-- What to do --
Provide the count of lines that hold "true" and no other output.
# START OF Records shown
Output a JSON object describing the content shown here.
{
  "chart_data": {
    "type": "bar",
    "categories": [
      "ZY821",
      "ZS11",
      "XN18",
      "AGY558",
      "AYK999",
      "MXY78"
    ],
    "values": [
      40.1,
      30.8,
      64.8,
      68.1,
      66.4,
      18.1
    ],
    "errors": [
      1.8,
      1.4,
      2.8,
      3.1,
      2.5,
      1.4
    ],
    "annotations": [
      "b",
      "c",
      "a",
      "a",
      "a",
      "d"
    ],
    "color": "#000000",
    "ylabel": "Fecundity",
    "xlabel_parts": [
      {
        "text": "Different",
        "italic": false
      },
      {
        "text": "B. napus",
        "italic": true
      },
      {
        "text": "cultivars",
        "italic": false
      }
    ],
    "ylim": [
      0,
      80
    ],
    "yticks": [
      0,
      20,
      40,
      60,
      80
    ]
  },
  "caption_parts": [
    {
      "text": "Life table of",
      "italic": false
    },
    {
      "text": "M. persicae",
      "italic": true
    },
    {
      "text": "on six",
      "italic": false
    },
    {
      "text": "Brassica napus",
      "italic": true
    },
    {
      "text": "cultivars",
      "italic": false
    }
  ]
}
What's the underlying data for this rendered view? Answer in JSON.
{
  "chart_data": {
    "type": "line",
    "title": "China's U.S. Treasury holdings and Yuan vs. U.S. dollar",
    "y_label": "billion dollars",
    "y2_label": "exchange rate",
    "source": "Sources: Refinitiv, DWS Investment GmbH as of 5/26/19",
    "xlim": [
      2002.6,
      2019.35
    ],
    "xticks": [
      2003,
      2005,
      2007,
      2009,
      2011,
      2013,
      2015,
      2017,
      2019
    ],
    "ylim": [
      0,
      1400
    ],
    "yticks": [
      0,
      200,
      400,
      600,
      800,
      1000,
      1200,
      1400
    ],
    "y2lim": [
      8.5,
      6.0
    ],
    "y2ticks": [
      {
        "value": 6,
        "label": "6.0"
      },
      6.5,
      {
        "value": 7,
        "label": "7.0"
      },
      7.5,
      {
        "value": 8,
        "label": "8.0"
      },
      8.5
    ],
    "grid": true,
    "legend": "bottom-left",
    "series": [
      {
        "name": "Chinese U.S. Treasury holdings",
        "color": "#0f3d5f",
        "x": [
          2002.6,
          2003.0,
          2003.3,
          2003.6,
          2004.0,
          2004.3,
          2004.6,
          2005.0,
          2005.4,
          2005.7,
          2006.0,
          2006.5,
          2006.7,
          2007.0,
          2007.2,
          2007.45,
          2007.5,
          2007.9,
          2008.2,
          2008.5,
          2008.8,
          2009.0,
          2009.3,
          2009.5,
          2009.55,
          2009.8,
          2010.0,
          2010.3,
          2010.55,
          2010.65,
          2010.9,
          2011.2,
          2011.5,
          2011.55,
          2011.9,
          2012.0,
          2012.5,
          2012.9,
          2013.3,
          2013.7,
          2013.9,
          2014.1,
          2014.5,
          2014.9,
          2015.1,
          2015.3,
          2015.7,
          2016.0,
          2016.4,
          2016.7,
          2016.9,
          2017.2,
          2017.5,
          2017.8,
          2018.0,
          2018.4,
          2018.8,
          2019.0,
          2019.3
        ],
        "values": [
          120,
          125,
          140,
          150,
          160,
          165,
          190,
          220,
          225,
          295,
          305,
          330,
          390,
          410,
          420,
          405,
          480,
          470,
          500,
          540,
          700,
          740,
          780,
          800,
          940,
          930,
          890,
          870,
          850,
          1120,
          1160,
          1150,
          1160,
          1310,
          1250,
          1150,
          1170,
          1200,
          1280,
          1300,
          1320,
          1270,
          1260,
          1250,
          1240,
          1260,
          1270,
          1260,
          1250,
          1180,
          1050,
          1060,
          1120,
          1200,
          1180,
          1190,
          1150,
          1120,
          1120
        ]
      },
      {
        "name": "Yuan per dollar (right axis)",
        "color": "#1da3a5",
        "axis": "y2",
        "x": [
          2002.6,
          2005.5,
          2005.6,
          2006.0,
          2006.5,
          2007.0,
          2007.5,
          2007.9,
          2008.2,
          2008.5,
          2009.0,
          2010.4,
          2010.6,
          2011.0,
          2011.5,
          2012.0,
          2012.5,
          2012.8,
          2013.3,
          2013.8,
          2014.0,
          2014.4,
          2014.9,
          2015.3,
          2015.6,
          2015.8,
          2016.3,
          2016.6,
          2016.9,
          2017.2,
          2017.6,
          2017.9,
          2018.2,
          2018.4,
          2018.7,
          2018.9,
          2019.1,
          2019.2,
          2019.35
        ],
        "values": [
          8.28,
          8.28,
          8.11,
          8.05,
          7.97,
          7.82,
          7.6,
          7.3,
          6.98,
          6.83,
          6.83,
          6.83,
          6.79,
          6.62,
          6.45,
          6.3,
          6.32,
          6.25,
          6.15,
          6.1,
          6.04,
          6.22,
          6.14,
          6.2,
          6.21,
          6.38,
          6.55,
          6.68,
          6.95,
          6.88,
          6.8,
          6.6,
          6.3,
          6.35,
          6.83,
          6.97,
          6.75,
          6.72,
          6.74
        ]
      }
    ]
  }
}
# END OF Records shown
-- Solution to this task --
4